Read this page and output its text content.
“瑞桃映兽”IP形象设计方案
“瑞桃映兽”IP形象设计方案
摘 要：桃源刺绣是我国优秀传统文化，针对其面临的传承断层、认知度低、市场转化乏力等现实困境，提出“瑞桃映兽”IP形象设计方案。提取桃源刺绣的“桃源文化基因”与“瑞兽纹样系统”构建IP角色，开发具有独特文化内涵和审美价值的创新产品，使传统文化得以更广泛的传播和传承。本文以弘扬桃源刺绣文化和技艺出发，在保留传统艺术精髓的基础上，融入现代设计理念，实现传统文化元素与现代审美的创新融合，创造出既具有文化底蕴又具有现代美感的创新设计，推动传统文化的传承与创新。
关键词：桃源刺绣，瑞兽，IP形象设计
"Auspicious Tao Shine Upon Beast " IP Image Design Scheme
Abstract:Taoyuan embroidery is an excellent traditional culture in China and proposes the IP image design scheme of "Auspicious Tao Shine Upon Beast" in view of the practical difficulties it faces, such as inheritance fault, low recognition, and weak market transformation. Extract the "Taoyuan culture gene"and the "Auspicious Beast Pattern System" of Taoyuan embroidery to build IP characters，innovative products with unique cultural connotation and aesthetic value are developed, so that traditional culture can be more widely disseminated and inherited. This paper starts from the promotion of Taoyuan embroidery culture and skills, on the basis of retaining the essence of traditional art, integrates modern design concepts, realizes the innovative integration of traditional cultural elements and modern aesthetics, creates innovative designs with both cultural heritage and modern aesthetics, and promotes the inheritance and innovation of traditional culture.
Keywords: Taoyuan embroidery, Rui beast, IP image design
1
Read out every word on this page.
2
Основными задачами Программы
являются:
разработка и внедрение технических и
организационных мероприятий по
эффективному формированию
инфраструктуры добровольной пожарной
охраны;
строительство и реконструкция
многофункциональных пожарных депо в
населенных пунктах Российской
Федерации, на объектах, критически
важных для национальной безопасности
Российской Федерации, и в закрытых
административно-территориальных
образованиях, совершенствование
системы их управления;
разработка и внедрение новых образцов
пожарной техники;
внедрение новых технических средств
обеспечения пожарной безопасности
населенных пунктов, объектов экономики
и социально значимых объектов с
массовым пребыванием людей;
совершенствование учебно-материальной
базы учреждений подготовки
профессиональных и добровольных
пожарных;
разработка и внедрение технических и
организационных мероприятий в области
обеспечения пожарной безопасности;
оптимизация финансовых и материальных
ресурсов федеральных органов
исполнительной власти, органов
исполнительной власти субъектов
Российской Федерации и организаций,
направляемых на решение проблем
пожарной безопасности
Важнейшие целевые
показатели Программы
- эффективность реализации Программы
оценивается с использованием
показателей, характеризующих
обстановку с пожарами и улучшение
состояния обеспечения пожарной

● **What needs to be done**: Find the lines above that contain the word "органов" and collect them.

● **Worked answer**:
ресурсов федеральных органов
исполнительной власти, органов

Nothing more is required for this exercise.